- _REQUIREMENTS_: Locate and copy each line in the data that contains the word "Taylor".

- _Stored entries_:
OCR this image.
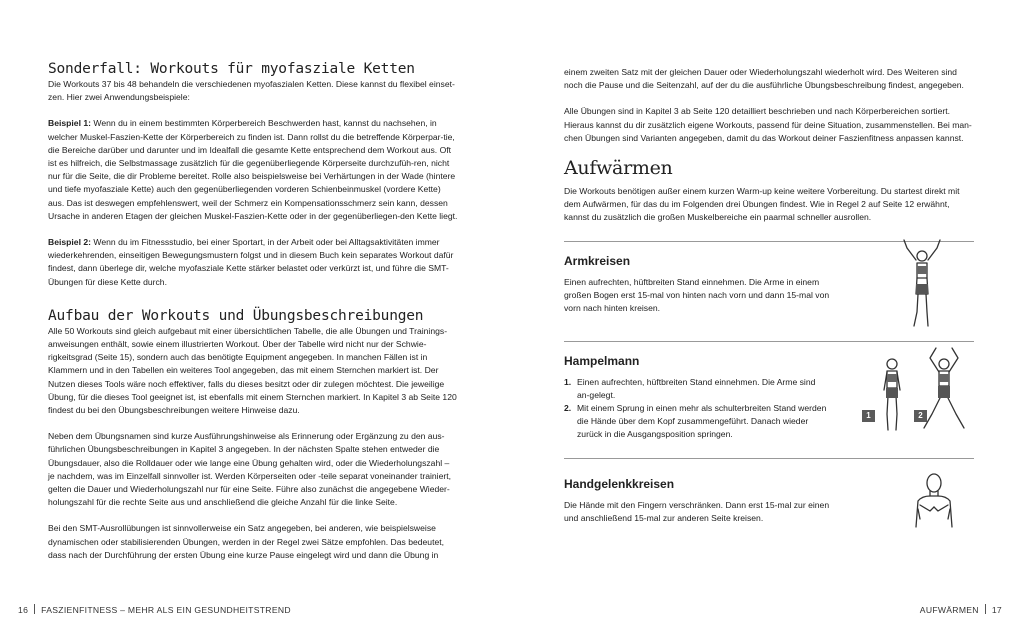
Sonderfall: Workouts für myofasziale Ketten

Die Workouts 37 bis 48 behandeln die verschiedenen myofaszialen Ketten. Diese kannst du flexibel einset-zen. Hier zwei Anwendungsbeispiele:

Beispiel 1: Wenn du in einem bestimmten Körperbereich Beschwerden hast, kannst du nachsehen, in welcher Muskel-Faszien-Kette der Körperbereich zu finden ist. Dann rollst du die betreffende Körperpar-tie, die Bereiche darüber und darunter und im Idealfall die gesamte Kette entsprechend dem Workout aus. Oft ist es hilfreich, die Selbstmassage zusätzlich für die gegenüberliegende Körperseite durchzufüh-ren, nicht nur für die Seite, die dir Probleme bereitet. Rolle also beispielsweise bei Verhärtungen in der Wade (hintere und tiefe myofasziale Kette) auch den gegenüberliegenden vorderen Schienbeinmuskel (vordere Kette) aus. Das ist deswegen empfehlenswert, weil der Schmerz ein Kompensationsschmerz sein kann, dessen Ursache in anderen Etagen der gleichen Muskel-Faszien-Kette oder in der gegenüberliegen-den Kette liegt.

Beispiel 2: Wenn du im Fitnessstudio, bei einer Sportart, in der Arbeit oder bei Alltagsaktivitäten immer wiederkehrenden, einseitigen Bewegungsmustern folgst und in diesem Buch kein separates Workout dafür findest, dann überlege dir, welche myofasziale Kette stärker belastet oder verkürzt ist, und führe die SMT-Übungen für diese Kette durch.

Aufbau der Workouts und Übungsbeschreibungen

Alle 50 Workouts sind gleich aufgebaut mit einer übersichtlichen Tabelle, die alle Übungen und Trainings-anweisungen enthält, sowie einem illustrierten Workout. Über der Tabelle wird nicht nur der Schwie-rigkeitsgrad (Seite 15), sondern auch das benötigte Equipment angegeben. In manchen Fällen ist in Klammern und in den Tabellen ein weiteres Tool angegeben, das mit einem Sternchen markiert ist. Der Nutzen dieses Tools wäre noch effektiver, falls du dieses besitzt oder dir zulegen möchtest. Die jeweilige Übung, für die dieses Tool geeignet ist, ist ebenfalls mit einem Sternchen markiert. In Kapitel 3 ab Seite 120 findest du bei den Übungsbeschreibungen weitere Hinweise dazu.

Neben dem Übungsnamen sind kurze Ausführungshinweise als Erinnerung oder Ergänzung zu den aus-führlichen Übungsbeschreibungen in Kapitel 3 angegeben. In der nächsten Spalte stehen entweder die Übungsdauer, also die Rolldauer oder wie lange eine Übung gehalten wird, oder die Wiederholungszahl – je nachdem, was im Einzelfall sinnvoller ist. Werden Körperseiten oder -teile separat voneinander trainiert, gelten die Dauer und Wiederholungszahl nur für eine Seite. Führe also zunächst die angegebene Wieder-holungszahl für die rechte Seite aus und anschließend die gleiche Anzahl für die linke Seite.

Bei den SMT-Ausrollübungen ist sinnvollerweise ein Satz angegeben, bei anderen, wie beispielsweise dynamischen oder stabilisierenden Übungen, werden in der Regel zwei Sätze empfohlen. Das bedeutet, dass nach der Durchführung der ersten Übung eine kurze Pause eingelegt wird und dann die Übung in

16 FASZIENFITNESS – MEHR ALS EIN GESUNDHEITSTREND

einem zweiten Satz mit der gleichen Dauer oder Wiederholungszahl wiederholt wird. Des Weiteren sind noch die Pause und die Seitenzahl, auf der du die ausführliche Übungsbeschreibung findest, angegeben.

Alle Übungen sind in Kapitel 3 ab Seite 120 detailliert beschrieben und nach Körperbereichen sortiert. Hieraus kannst du dir zusätzlich eigene Workouts, passend für deine Situation, zusammenstellen. Bei man-chen Übungen sind Varianten angegeben, damit du das Workout deiner Faszienfitness anpassen kannst.

Aufwärmen

Die Workouts benötigen außer einem kurzen Warm-up keine weitere Vorbereitung. Du startest direkt mit dem Aufwärmen, für das du im Folgenden drei Übungen findest. Wie in Regel 2 auf Seite 12 erwähnt, kannst du zusätzlich die großen Muskelbereiche ein paarmal schneller ausrollen.

Armkreisen

Einen aufrechten, hüftbreiten Stand einnehmen. Die Arme in einem großen Bogen erst 15-mal von hinten nach vorn und dann 15-mal von vorn nach hinten kreisen.

Hampelmann
1. Einen aufrechten, hüftbreiten Stand einnehmen. Die Arme sind an-gelegt.
2. Mit einem Sprung in einen mehr als schulterbreiten Stand werden die Hände über dem Kopf zusammengeführt. Danach wieder zurück in die Ausgangsposition springen.
1	2
Handgelenkkreisen

Die Hände mit den Fingern verschränken. Dann erst 15-mal zur einen und anschließend 15-mal zur anderen Seite kreisen.

AUFWÄRMEN 17
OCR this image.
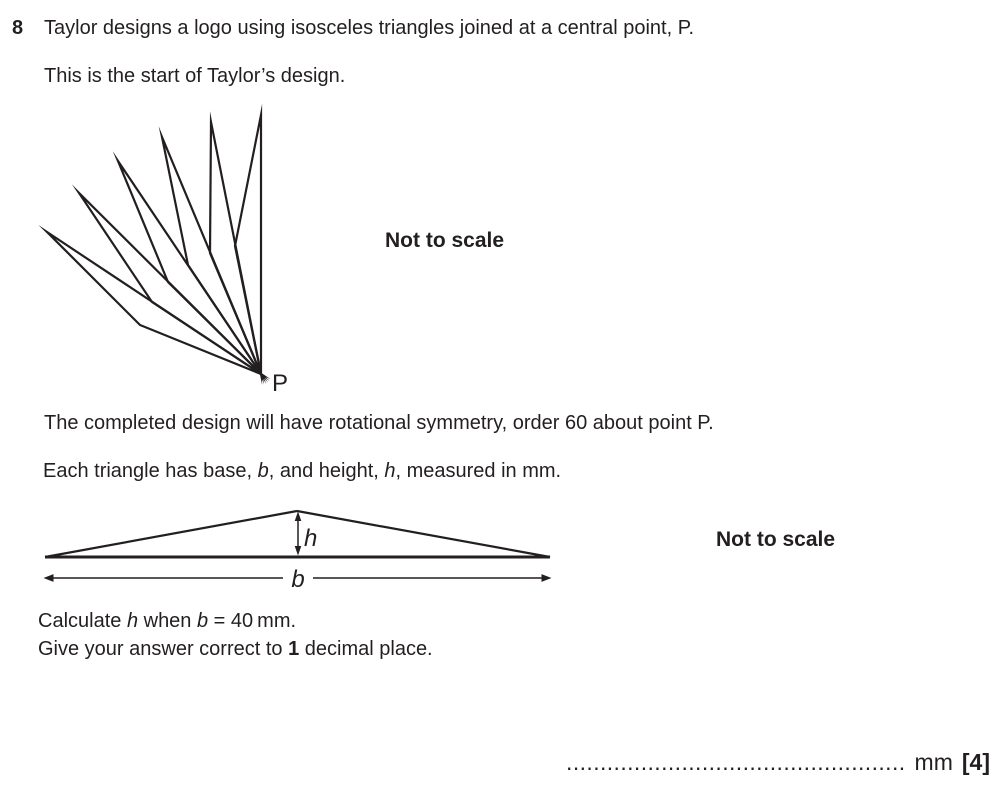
8 Taylor designs a logo using isosceles triangles joined at a central point, P.
This is the start of Taylor’s design.
P
Not to scale
The completed design will have rotational symmetry, order 60 about point P.
Each triangle has base, b, and height, h, measured in mm.
h
b
Not to scale
Calculate h when b = 40 mm.
Give your answer correct to 1 decimal place.
.................................................. mm [4]
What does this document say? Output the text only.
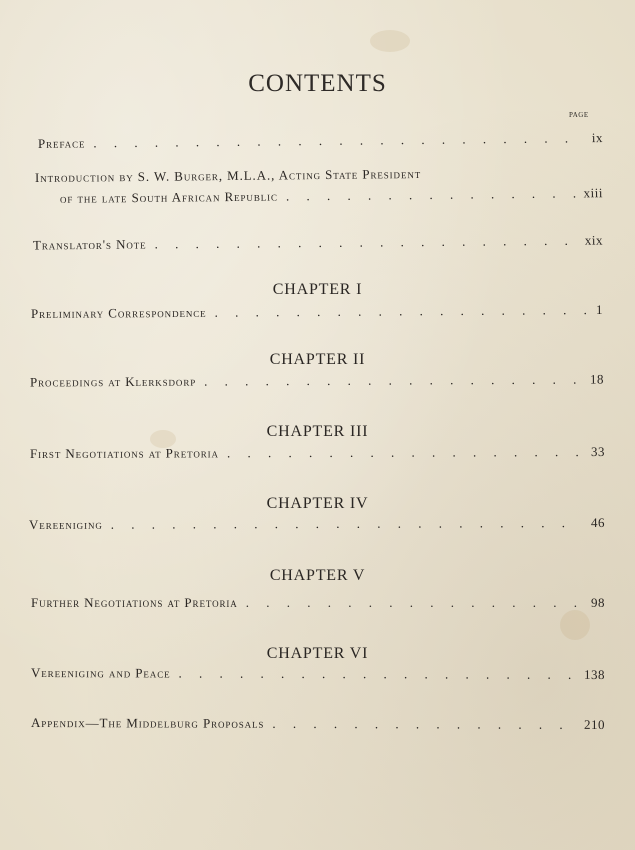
CONTENTS
PAGE
Preface . . .	ix
Introduction by S. W. Burger, M.L.A., Acting State President
of the late South African Republic . . .	xiii
Translator's Note . . .	xix
CHAPTER I
Preliminary Correspondence . . .	1
CHAPTER II
Proceedings at Klerksdorp . . .	18
CHAPTER III
First Negotiations at Pretoria . . .	33
CHAPTER IV
Vereeniging . . .	46
CHAPTER V
Further Negotiations at Pretoria . . .	98
CHAPTER VI
Vereeniging and Peace . . .	138
Appendix—The Middelburg Proposals . . .	210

- _SOLUTION TO THE EXERCISE_:
8 Taylor designs a logo using isosceles triangles joined at a central point, P.
This is the start of Taylor’s design.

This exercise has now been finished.